EXERCISE BRIEF: Would you transcribe the whole listing exactly, minus its pictures?
┄┄┄┄┄┄┄┄┄┄
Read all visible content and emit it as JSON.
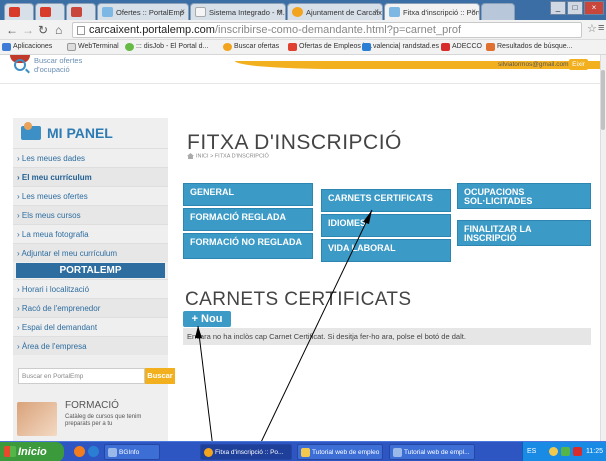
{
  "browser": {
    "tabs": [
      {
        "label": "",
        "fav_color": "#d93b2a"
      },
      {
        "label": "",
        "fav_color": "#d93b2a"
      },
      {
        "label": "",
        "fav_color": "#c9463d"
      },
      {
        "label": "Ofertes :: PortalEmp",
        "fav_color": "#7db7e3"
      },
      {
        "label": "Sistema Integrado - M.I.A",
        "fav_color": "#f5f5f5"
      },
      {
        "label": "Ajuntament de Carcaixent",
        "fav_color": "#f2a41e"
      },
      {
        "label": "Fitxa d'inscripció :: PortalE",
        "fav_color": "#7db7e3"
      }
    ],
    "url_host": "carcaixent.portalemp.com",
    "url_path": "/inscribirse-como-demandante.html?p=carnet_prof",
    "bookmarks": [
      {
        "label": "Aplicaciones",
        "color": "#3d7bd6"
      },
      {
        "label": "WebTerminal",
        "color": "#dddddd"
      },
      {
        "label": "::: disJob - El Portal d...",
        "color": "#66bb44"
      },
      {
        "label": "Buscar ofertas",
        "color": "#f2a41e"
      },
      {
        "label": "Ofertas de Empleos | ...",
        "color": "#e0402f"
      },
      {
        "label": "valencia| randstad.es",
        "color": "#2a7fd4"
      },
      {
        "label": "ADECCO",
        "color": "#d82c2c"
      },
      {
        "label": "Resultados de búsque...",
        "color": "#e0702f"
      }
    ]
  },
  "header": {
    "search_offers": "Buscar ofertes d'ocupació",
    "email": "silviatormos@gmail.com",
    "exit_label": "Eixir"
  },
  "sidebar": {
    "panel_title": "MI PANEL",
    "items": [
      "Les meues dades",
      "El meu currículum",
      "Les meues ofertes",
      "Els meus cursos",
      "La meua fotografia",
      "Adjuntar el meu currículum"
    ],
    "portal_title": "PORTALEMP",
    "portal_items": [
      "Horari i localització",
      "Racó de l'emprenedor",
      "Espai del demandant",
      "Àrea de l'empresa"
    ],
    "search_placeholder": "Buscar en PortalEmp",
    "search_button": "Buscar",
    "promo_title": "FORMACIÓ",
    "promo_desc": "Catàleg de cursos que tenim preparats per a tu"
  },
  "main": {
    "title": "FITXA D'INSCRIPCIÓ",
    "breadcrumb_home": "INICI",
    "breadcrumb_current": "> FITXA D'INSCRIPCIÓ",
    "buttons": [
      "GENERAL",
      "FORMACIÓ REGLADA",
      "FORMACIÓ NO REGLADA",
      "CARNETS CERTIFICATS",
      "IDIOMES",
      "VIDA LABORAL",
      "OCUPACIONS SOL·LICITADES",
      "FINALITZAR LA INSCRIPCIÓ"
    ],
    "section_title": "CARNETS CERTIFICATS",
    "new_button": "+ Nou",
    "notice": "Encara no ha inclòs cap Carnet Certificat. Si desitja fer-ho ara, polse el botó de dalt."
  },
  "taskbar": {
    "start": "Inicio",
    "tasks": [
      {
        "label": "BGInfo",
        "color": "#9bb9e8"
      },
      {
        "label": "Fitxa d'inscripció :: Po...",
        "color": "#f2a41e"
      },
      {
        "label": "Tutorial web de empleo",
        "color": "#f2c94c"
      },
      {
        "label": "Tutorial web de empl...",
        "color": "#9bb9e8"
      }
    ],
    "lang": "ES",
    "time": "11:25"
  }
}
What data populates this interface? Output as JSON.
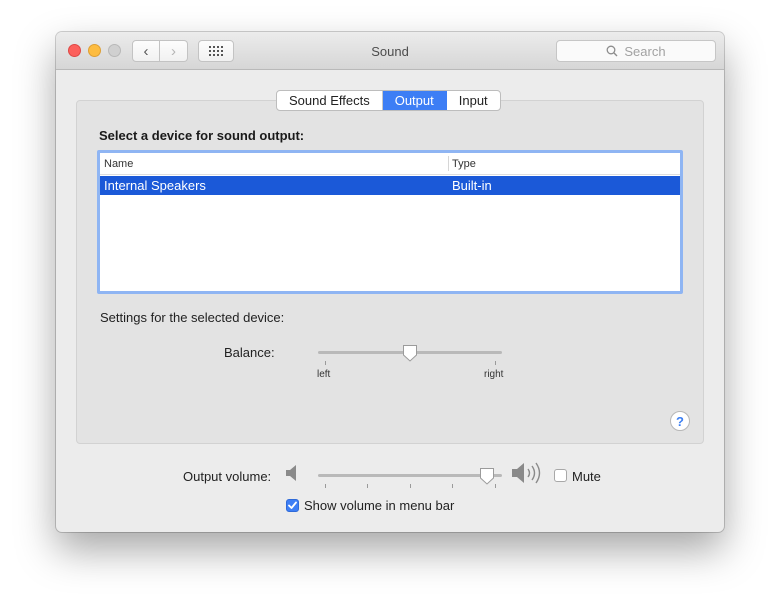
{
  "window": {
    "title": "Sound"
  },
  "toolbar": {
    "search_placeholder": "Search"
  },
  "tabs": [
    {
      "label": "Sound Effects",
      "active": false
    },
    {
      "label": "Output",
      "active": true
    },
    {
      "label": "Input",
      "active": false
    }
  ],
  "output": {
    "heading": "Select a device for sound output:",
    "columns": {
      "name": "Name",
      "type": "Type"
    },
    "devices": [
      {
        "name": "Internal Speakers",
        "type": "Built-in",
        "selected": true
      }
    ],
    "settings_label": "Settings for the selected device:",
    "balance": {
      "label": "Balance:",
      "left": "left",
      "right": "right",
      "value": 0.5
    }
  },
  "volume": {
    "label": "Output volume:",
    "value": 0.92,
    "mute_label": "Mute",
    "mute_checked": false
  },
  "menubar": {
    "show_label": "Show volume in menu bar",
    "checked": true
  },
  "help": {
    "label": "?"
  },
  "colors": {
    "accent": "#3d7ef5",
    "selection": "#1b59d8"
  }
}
┄┄┄┄┄┄┄┄┄┄
WRITTEN ANSWER:
Read all visible content and emit it as JSON.
{
  "browser": {
    "tabs": [
      {
        "label": "",
        "fav_color": "#d93b2a"
      },
      {
        "label": "",
        "fav_color": "#d93b2a"
      },
      {
        "label": "",
        "fav_color": "#c9463d"
      },
      {
        "label": "Ofertes :: PortalEmp",
        "fav_color": "#7db7e3"
      },
      {
        "label": "Sistema Integrado - M.I.A",
        "fav_color": "#f5f5f5"
      },
      {
        "label": "Ajuntament de Carcaixent",
        "fav_color": "#f2a41e"
      },
      {
        "label": "Fitxa d'inscripció :: PortalE",
        "fav_color": "#7db7e3"
      }
    ],
    "url_host": "carcaixent.portalemp.com",
    "url_path": "/inscribirse-como-demandante.html?p=carnet_prof",
    "bookmarks": [
      {
        "label": "Aplicaciones",
        "color": "#3d7bd6"
      },
      {
        "label": "WebTerminal",
        "color": "#dddddd"
      },
      {
        "label": "::: disJob - El Portal d...",
        "color": "#66bb44"
      },
      {
        "label": "Buscar ofertas",
        "color": "#f2a41e"
      },
      {
        "label": "Ofertas de Empleos | ...",
        "color": "#e0402f"
      },
      {
        "label": "valencia| randstad.es",
        "color": "#2a7fd4"
      },
      {
        "label": "ADECCO",
        "color": "#d82c2c"
      },
      {
        "label": "Resultados de búsque...",
        "color": "#e0702f"
      }
    ]
  },
  "header": {
    "search_offers": "Buscar ofertes d'ocupació",
    "email": "silviatormos@gmail.com",
    "exit_label": "Eixir"
  },
  "sidebar": {
    "panel_title": "MI PANEL",
    "items": [
      "Les meues dades",
      "El meu currículum",
      "Les meues ofertes",
      "Els meus cursos",
      "La meua fotografia",
      "Adjuntar el meu currículum"
    ],
    "portal_title": "PORTALEMP",
    "portal_items": [
      "Horari i localització",
      "Racó de l'emprenedor",
      "Espai del demandant",
      "Àrea de l'empresa"
    ],
    "search_placeholder": "Buscar en PortalEmp",
    "search_button": "Buscar",
    "promo_title": "FORMACIÓ",
    "promo_desc": "Catàleg de cursos que tenim preparats per a tu"
  },
  "main": {
    "title": "FITXA D'INSCRIPCIÓ",
    "breadcrumb_home": "INICI",
    "breadcrumb_current": "> FITXA D'INSCRIPCIÓ",
    "buttons": [
      "GENERAL",
      "FORMACIÓ REGLADA",
      "FORMACIÓ NO REGLADA",
      "CARNETS CERTIFICATS",
      "IDIOMES",
      "VIDA LABORAL",
      "OCUPACIONS SOL·LICITADES",
      "FINALITZAR LA INSCRIPCIÓ"
    ],
    "section_title": "CARNETS CERTIFICATS",
    "new_button": "+ Nou",
    "notice": "Encara no ha inclòs cap Carnet Certificat. Si desitja fer-ho ara, polse el botó de dalt."
  },
  "taskbar": {
    "start": "Inicio",
    "tasks": [
      {
        "label": "BGInfo",
        "color": "#9bb9e8"
      },
      {
        "label": "Fitxa d'inscripció :: Po...",
        "color": "#f2a41e"
      },
      {
        "label": "Tutorial web de empleo",
        "color": "#f2c94c"
      },
      {
        "label": "Tutorial web de empl...",
        "color": "#9bb9e8"
      }
    ],
    "lang": "ES",
    "time": "11:25"
  }
}
What data populates this interface? Output as JSON.
{
  "window": {
    "title": "Sound"
  },
  "toolbar": {
    "search_placeholder": "Search"
  },
  "tabs": [
    {
      "label": "Sound Effects",
      "active": false
    },
    {
      "label": "Output",
      "active": true
    },
    {
      "label": "Input",
      "active": false
    }
  ],
  "output": {
    "heading": "Select a device for sound output:",
    "columns": {
      "name": "Name",
      "type": "Type"
    },
    "devices": [
      {
        "name": "Internal Speakers",
        "type": "Built-in",
        "selected": true
      }
    ],
    "settings_label": "Settings for the selected device:",
    "balance": {
      "label": "Balance:",
      "left": "left",
      "right": "right",
      "value": 0.5
    }
  },
  "volume": {
    "label": "Output volume:",
    "value": 0.92,
    "mute_label": "Mute",
    "mute_checked": false
  },
  "menubar": {
    "show_label": "Show volume in menu bar",
    "checked": true
  },
  "help": {
    "label": "?"
  },
  "colors": {
    "accent": "#3d7ef5",
    "selection": "#1b59d8"
  }
}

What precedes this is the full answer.